-- OBJECTIVE --
Can you transcribe every line exactly and leave the pictures behind?

-- DATA ENTRIES --

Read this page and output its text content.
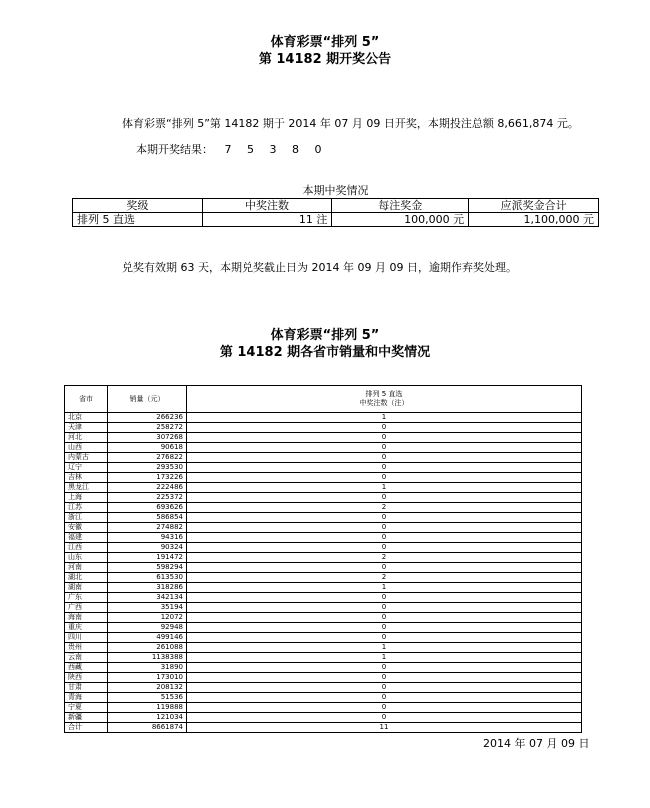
体育彩票“排列 5”
第 14182 期开奖公告
体育彩票“排列 5”第 14182 期于 2014 年 07 月 09 日开奖，本期投注总额 8,661,874 元。
本期开奖结果： 7 5 3 8 0
本期中奖情况
奖级	中奖注数	每注奖金	应派奖金合计
排列 5 直选	11 注	100,000 元	1,100,000 元
兑奖有效期 63 天，本期兑奖截止日为 2014 年 09 月 09 日，逾期作弃奖处理。
体育彩票“排列 5”
第 14182 期各省市销量和中奖情况
省市	销量（元）	排列 5 直选
中奖注数（注）

北京	266236	1
天津	258272	0
河北	307268	0
山西	90618	0
内蒙古	276822	0
辽宁	293530	0
吉林	173226	0
黑龙江	222486	1
上海	225372	0
江苏	693626	2
浙江	586854	0
安徽	274882	0
福建	94316	0
江西	90324	0
山东	191472	2
河南	598294	0
湖北	613530	2
湖南	318286	1
广东	342134	0
广西	35194	0
海南	12072	0
重庆	92948	0
四川	499146	0
贵州	261088	1
云南	1138388	1
西藏	31890	0
陕西	173010	0
甘肃	208132	0
青海	51536	0
宁夏	119888	0
新疆	121034	0
合计	8661874	11
2014 年 07 月 09 日
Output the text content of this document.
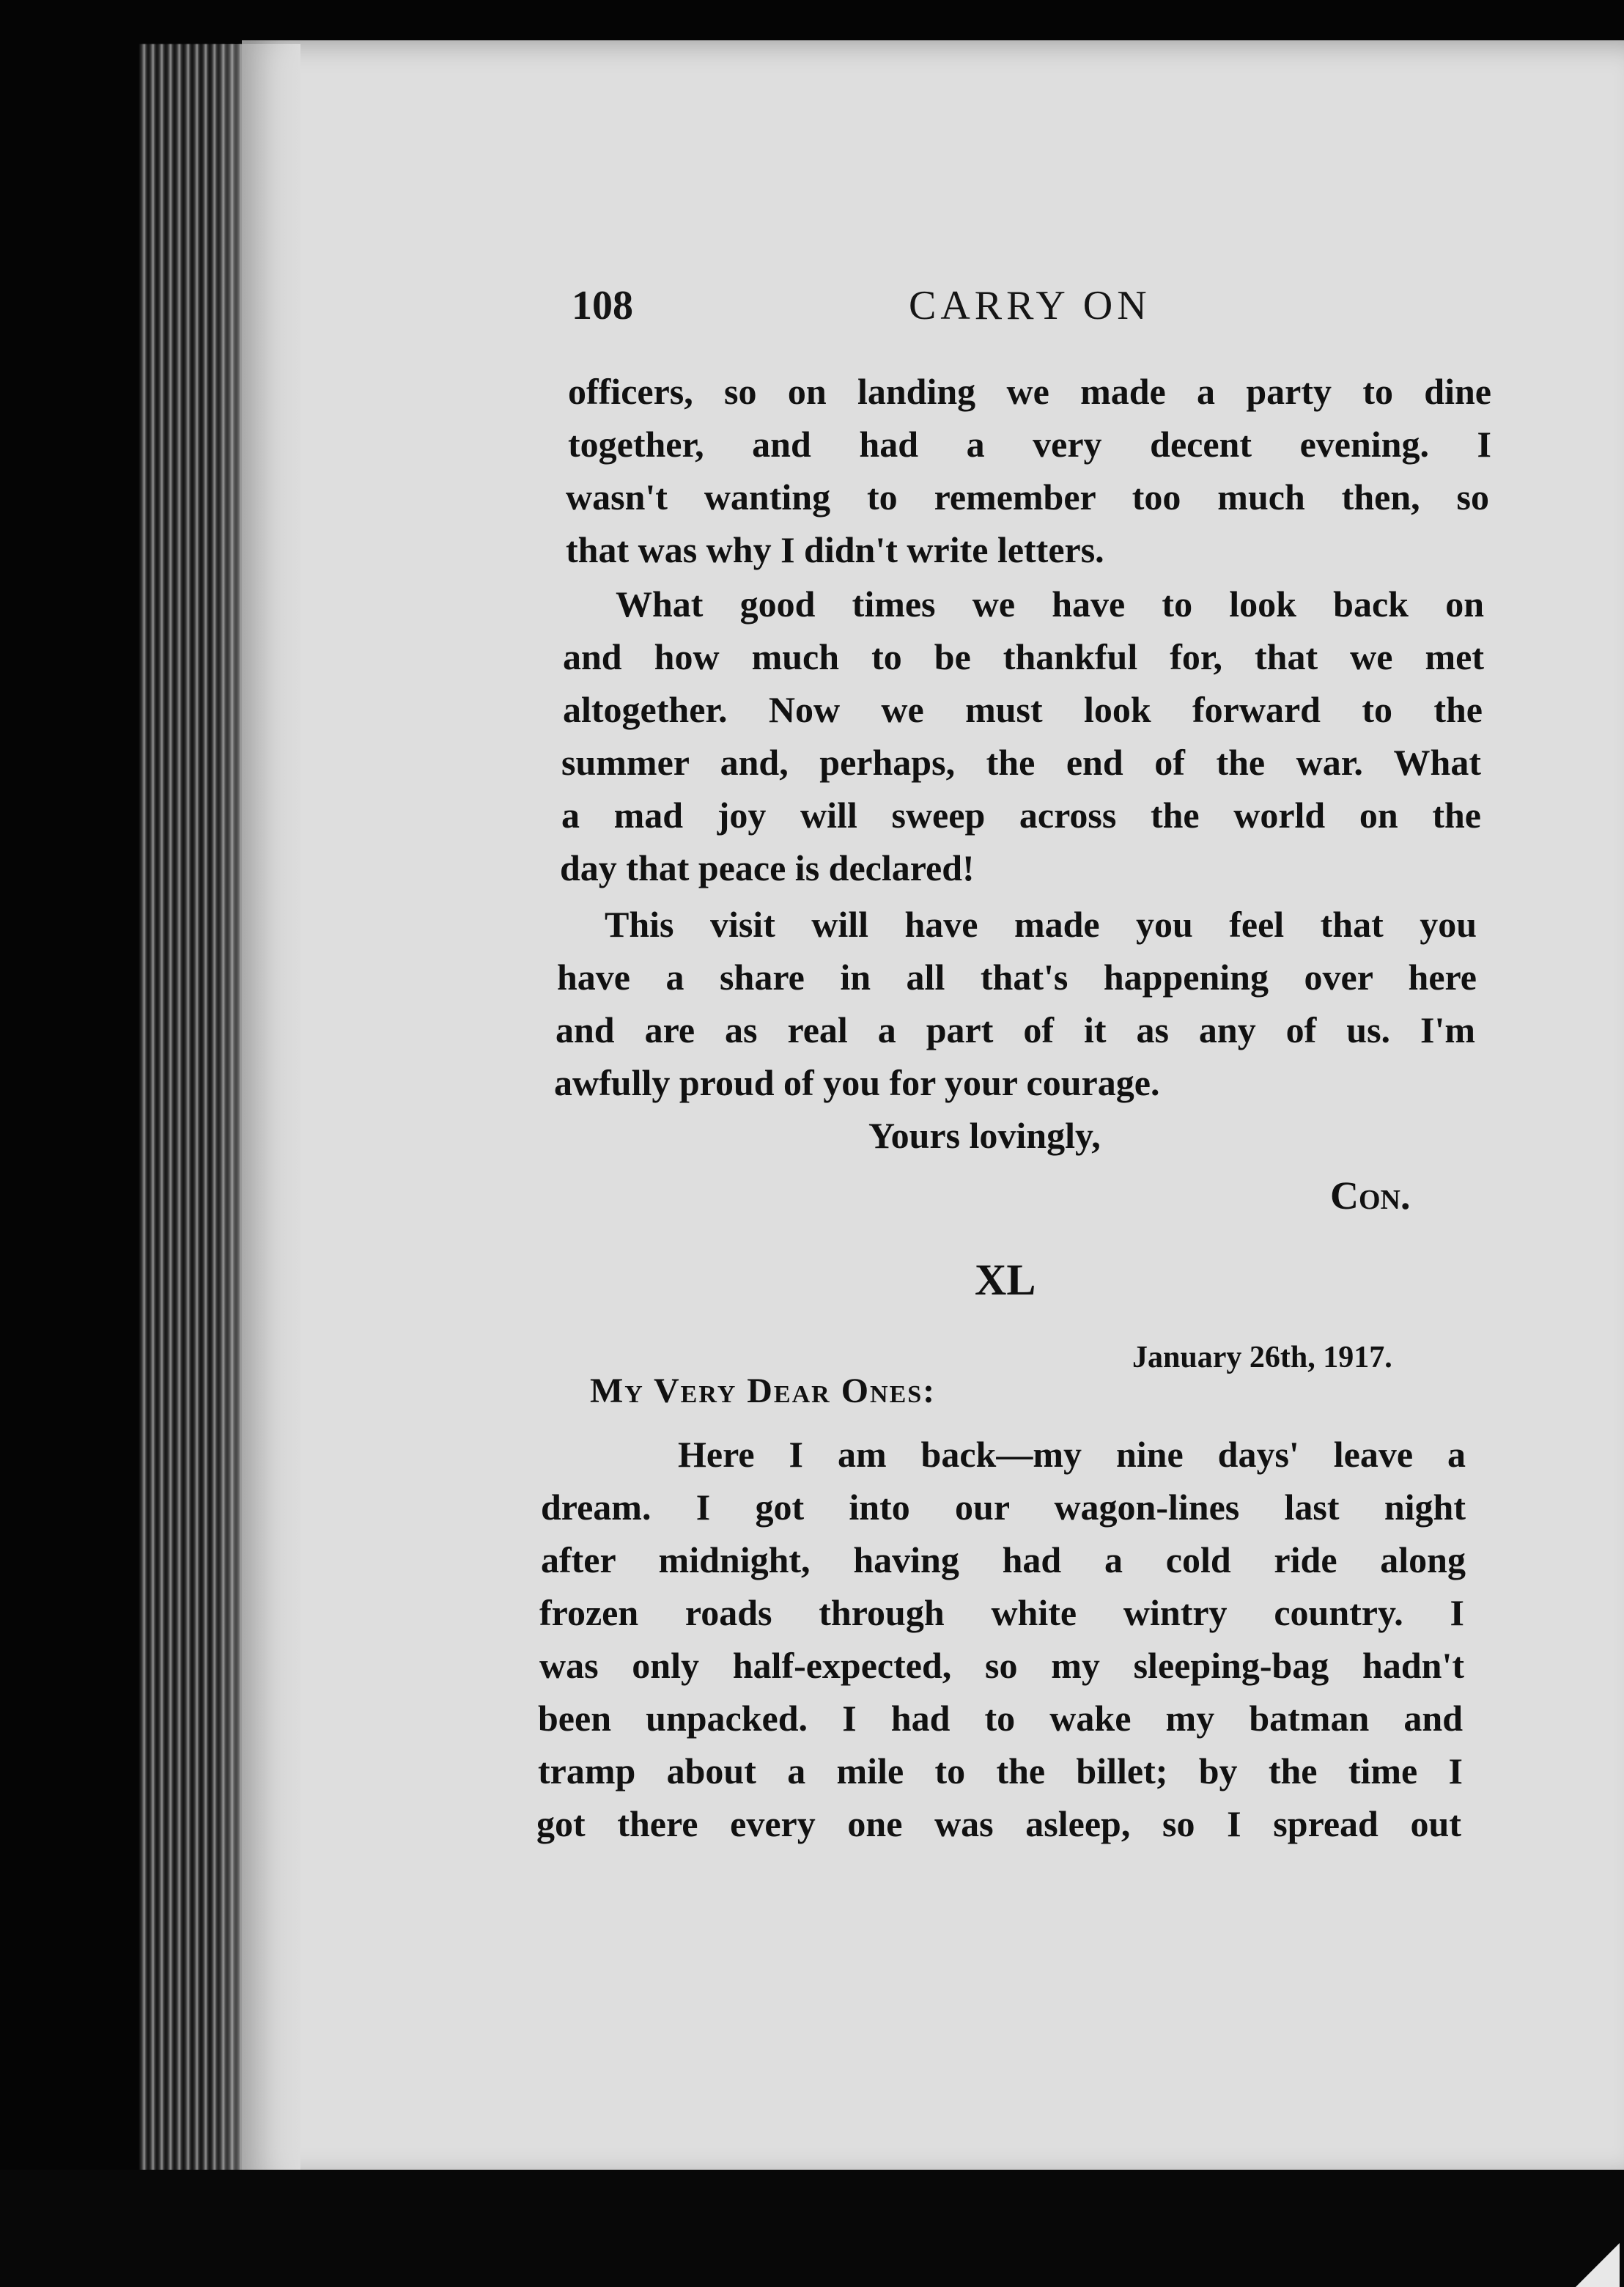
108	CARRY ON
officers, so on landing we made a party to dine
together, and had a very decent evening. I
wasn't wanting to remember too much then, so
that was why I didn't write letters.
What good times we have to look back on
and how much to be thankful for, that we met
altogether. Now we must look forward to the
summer and, perhaps, the end of the war. What
a mad joy will sweep across the world on the
day that peace is declared!
This visit will have made you feel that you
have a share in all that's happening over here
and are as real a part of it as any of us. I'm
awfully proud of you for your courage.
Yours lovingly,
Con.
XL
January 26th, 1917.
My Very Dear Ones:
Here I am back—my nine days' leave a
dream. I got into our wagon-lines last night
after midnight, having had a cold ride along
frozen roads through white wintry country. I
was only half-expected, so my sleeping-bag hadn't
been unpacked. I had to wake my batman and
tramp about a mile to the billet; by the time I
got there every one was asleep, so I spread out
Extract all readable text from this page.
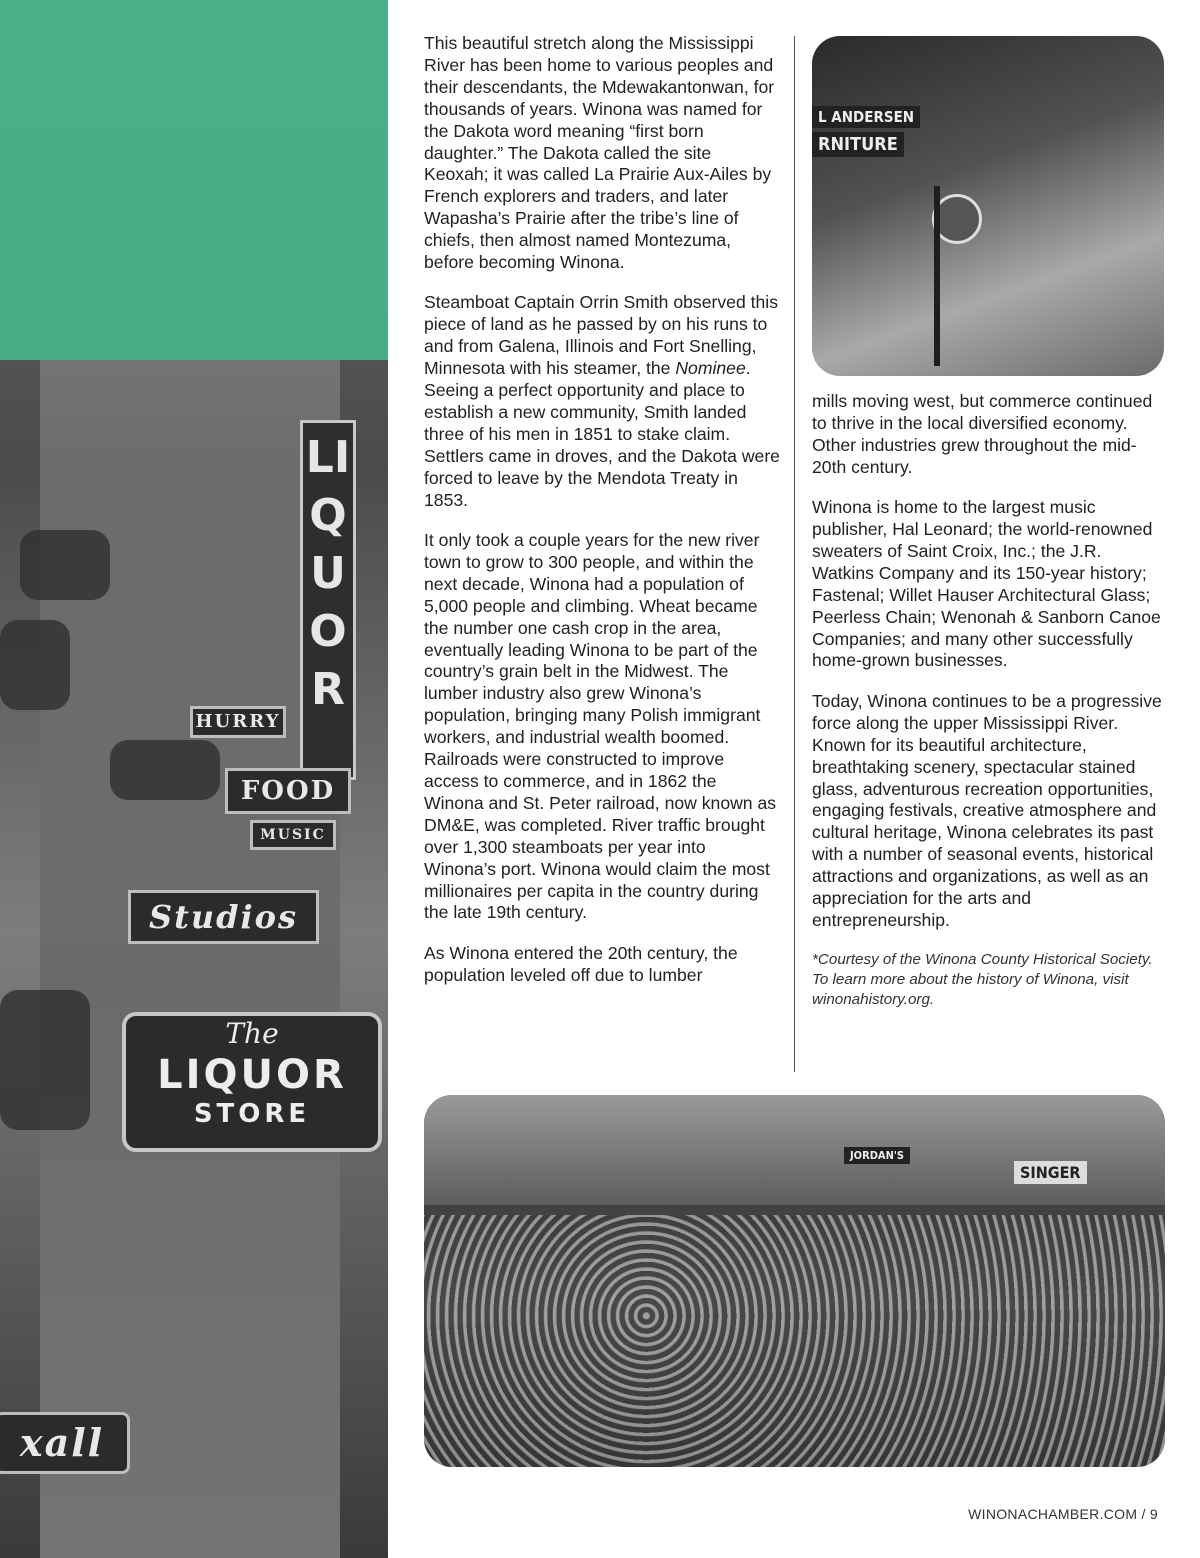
LIQUOR
HURRY
FOOD
MUSIC
Studios
The
LIQUOR
STORE
xall

This beautiful stretch along the Mississippi River has been home to various peoples and their descendants, the Mdewakantonwan, for thousands of years. Winona was named for the Dakota word meaning “first born daughter.” The Dakota called the site Keoxah; it was called La Prairie Aux-Ailes by French explorers and traders, and later Wapasha’s Prairie after the tribe’s line of chiefs, then almost named Montezuma, before becoming Winona.

Steamboat Captain Orrin Smith observed this piece of land as he passed by on his runs to and from Galena, Illinois and Fort Snelling, Minnesota with his steamer, the Nominee. Seeing a perfect opportunity and place to establish a new community, Smith landed three of his men in 1851 to stake claim. Settlers came in droves, and the Dakota were forced to leave by the Mendota Treaty in 1853.

It only took a couple years for the new river town to grow to 300 people, and within the next decade, Winona had a population of 5,000 people and climbing. Wheat became the number one cash crop in the area, eventually leading Winona to be part of the country’s grain belt in the Midwest. The lumber industry also grew Winona’s population, bringing many Polish immigrant workers, and industrial wealth boomed. Railroads were constructed to improve access to commerce, and in 1862 the Winona and St. Peter railroad, now known as DM&E, was completed. River traffic brought over 1,300 steamboats per year into Winona’s port. Winona would claim the most millionaires per capita in the country during the late 19th century.

As Winona entered the 20th century, the population leveled off due to lumber

L ANDERSEN
RNITURE

mills moving west, but commerce continued to thrive in the local diversified economy. Other industries grew throughout the mid-20th century.

Winona is home to the largest music publisher, Hal Leonard; the world-renowned sweaters of Saint Croix, Inc.; the J.R. Watkins Company and its 150-year history; Fastenal; Willet Hauser Architectural Glass; Peerless Chain; Wenonah & Sanborn Canoe Companies; and many other successfully home-grown businesses.

Today, Winona continues to be a progressive force along the upper Mississippi River. Known for its beautiful architecture, breathtaking scenery, spectacular stained glass, adventurous recreation opportunities, engaging festivals, creative atmosphere and cultural heritage, Winona celebrates its past with a number of seasonal events, historical attractions and organizations, as well as an appreciation for the arts and entrepreneurship.

*Courtesy of the Winona County Historical Society. To learn more about the history of Winona, visit winonahistory.org.

JORDAN'S
SINGER
WINONACHAMBER.COM / 9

-- EXERCISE OUTPUT --
Read this page and output its text content.
体育彩票“排列 5”
第 14182 期开奖公告
体育彩票“排列 5”第 14182 期于 2014 年 07 月 09 日开奖，本期投注总额 8,661,874 元。
本期开奖结果： 7 5 3 8 0
本期中奖情况
奖级	中奖注数	每注奖金	应派奖金合计
排列 5 直选	11 注	100,000 元	1,100,000 元
兑奖有效期 63 天，本期兑奖截止日为 2014 年 09 月 09 日，逾期作弃奖处理。
体育彩票“排列 5”
第 14182 期各省市销量和中奖情况
省市	销量（元）	排列 5 直选
中奖注数（注）

北京	266236	1
天津	258272	0
河北	307268	0
山西	90618	0
内蒙古	276822	0
辽宁	293530	0
吉林	173226	0
黑龙江	222486	1
上海	225372	0
江苏	693626	2
浙江	586854	0
安徽	274882	0
福建	94316	0
江西	90324	0
山东	191472	2
河南	598294	0
湖北	613530	2
湖南	318286	1
广东	342134	0
广西	35194	0
海南	12072	0
重庆	92948	0
四川	499146	0
贵州	261088	1
云南	1138388	1
西藏	31890	0
陕西	173010	0
甘肃	208132	0
青海	51536	0
宁夏	119888	0
新疆	121034	0
合计	8661874	11
2014 年 07 月 09 日
Output the text content of this document.
108	CARRY ON
officers, so on landing we made a party to dine
together, and had a very decent evening. I
wasn't wanting to remember too much then, so
that was why I didn't write letters.
What good times we have to look back on
and how much to be thankful for, that we met
altogether. Now we must look forward to the
summer and, perhaps, the end of the war. What
a mad joy will sweep across the world on the
day that peace is declared!
This visit will have made you feel that you
have a share in all that's happening over here
and are as real a part of it as any of us. I'm
awfully proud of you for your courage.
Yours lovingly,
Con.
XL
January 26th, 1917.
My Very Dear Ones:
Here I am back—my nine days' leave a
dream. I got into our wagon-lines last night
after midnight, having had a cold ride along
frozen roads through white wintry country. I
was only half-expected, so my sleeping-bag hadn't
been unpacked. I had to wake my batman and
tramp about a mile to the billet; by the time I
got there every one was asleep, so I spread out
Extract all readable text from this page.
LIQUOR
HURRY
FOOD
MUSIC
Studios
The
LIQUOR
STORE
xall

This beautiful stretch along the Mississippi River has been home to various peoples and their descendants, the Mdewakantonwan, for thousands of years. Winona was named for the Dakota word meaning “first born daughter.” The Dakota called the site Keoxah; it was called La Prairie Aux-Ailes by French explorers and traders, and later Wapasha’s Prairie after the tribe’s line of chiefs, then almost named Montezuma, before becoming Winona.

Steamboat Captain Orrin Smith observed this piece of land as he passed by on his runs to and from Galena, Illinois and Fort Snelling, Minnesota with his steamer, the Nominee. Seeing a perfect opportunity and place to establish a new community, Smith landed three of his men in 1851 to stake claim. Settlers came in droves, and the Dakota were forced to leave by the Mendota Treaty in 1853.

It only took a couple years for the new river town to grow to 300 people, and within the next decade, Winona had a population of 5,000 people and climbing. Wheat became the number one cash crop in the area, eventually leading Winona to be part of the country’s grain belt in the Midwest. The lumber industry also grew Winona’s population, bringing many Polish immigrant workers, and industrial wealth boomed. Railroads were constructed to improve access to commerce, and in 1862 the Winona and St. Peter railroad, now known as DM&E, was completed. River traffic brought over 1,300 steamboats per year into Winona’s port. Winona would claim the most millionaires per capita in the country during the late 19th century.

As Winona entered the 20th century, the population leveled off due to lumber

L ANDERSEN
RNITURE

mills moving west, but commerce continued to thrive in the local diversified economy. Other industries grew throughout the mid-20th century.

Winona is home to the largest music publisher, Hal Leonard; the world-renowned sweaters of Saint Croix, Inc.; the J.R. Watkins Company and its 150-year history; Fastenal; Willet Hauser Architectural Glass; Peerless Chain; Wenonah & Sanborn Canoe Companies; and many other successfully home-grown businesses.

Today, Winona continues to be a progressive force along the upper Mississippi River. Known for its beautiful architecture, breathtaking scenery, spectacular stained glass, adventurous recreation opportunities, engaging festivals, creative atmosphere and cultural heritage, Winona celebrates its past with a number of seasonal events, historical attractions and organizations, as well as an appreciation for the arts and entrepreneurship.

*Courtesy of the Winona County Historical Society. To learn more about the history of Winona, visit winonahistory.org.

JORDAN'S
SINGER
WINONACHAMBER.COM / 9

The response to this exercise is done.